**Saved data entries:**
|---|

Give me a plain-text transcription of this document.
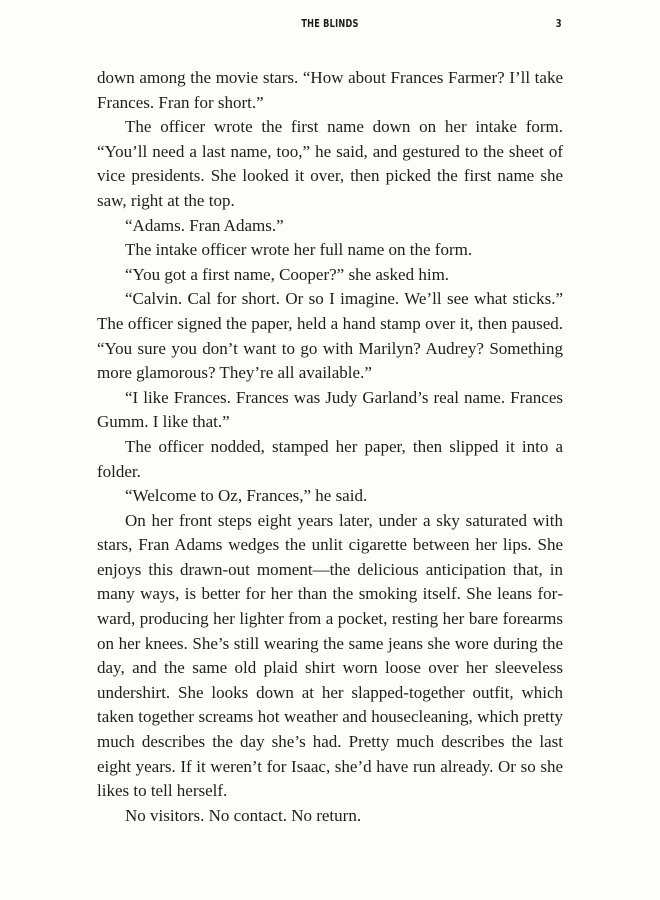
THE BLINDS	3

down among the movie stars. “How about Frances Farmer? I’ll take Frances. Fran for short.”

The officer wrote the first name down on her intake form. “You’ll need a last name, too,” he said, and gestured to the sheet of vice presidents. She looked it over, then picked the first name she saw, right at the top.

“Adams. Fran Adams.”

The intake officer wrote her full name on the form.

“You got a first name, Cooper?” she asked him.

“Calvin. Cal for short. Or so I imagine. We’ll see what sticks.” The officer signed the paper, held a hand stamp over it, then paused. “You sure you don’t want to go with Marilyn? Audrey? Something more glamorous? They’re all available.”

“I like Frances. Frances was Judy Garland’s real name. Frances Gumm. I like that.”

The officer nodded, stamped her paper, then slipped it into a folder.

“Welcome to Oz, Frances,” he said.

On her front steps eight years later, under a sky saturated with stars, Fran Adams wedges the unlit cigarette between her lips. She enjoys this drawn-out moment—the delicious anticipation that, in many ways, is better for her than the smoking itself. She leans forward, producing her lighter from a pocket, resting her bare forearms on her knees. She’s still wearing the same jeans she wore during the day, and the same old plaid shirt worn loose over her sleeveless undershirt. She looks down at her slapped-together outfit, which taken together screams hot weather and housecleaning, which pretty much describes the day she’s had. Pretty much describes the last eight years. If it weren’t for Isaac, she’d have run already. Or so she likes to tell herself.

No visitors. No contact. No return.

|---|

**The task:**
All of the entries above should be copied exactly, except for the pictures.

**Written response:**
Give me a plain-text transcription of this document.
THE BLINDS	3

down among the movie stars. “How about Frances Farmer? I’ll take Frances. Fran for short.”

The officer wrote the first name down on her intake form. “You’ll need a last name, too,” he said, and gestured to the sheet of vice presidents. She looked it over, then picked the first name she saw, right at the top.

“Adams. Fran Adams.”

The intake officer wrote her full name on the form.

“You got a first name, Cooper?” she asked him.

“Calvin. Cal for short. Or so I imagine. We’ll see what sticks.” The officer signed the paper, held a hand stamp over it, then paused. “You sure you don’t want to go with Marilyn? Audrey? Something more glamorous? They’re all available.”

“I like Frances. Frances was Judy Garland’s real name. Frances Gumm. I like that.”

The officer nodded, stamped her paper, then slipped it into a folder.

“Welcome to Oz, Frances,” he said.

On her front steps eight years later, under a sky saturated with stars, Fran Adams wedges the unlit cigarette between her lips. She enjoys this drawn-out moment—the delicious anticipation that, in many ways, is better for her than the smoking itself. She leans forward, producing her lighter from a pocket, resting her bare forearms on her knees. She’s still wearing the same jeans she wore during the day, and the same old plaid shirt worn loose over her sleeveless undershirt. She looks down at her slapped-together outfit, which taken together screams hot weather and housecleaning, which pretty much describes the day she’s had. Pretty much describes the last eight years. If it weren’t for Isaac, she’d have run already. Or so she likes to tell herself.

No visitors. No contact. No return.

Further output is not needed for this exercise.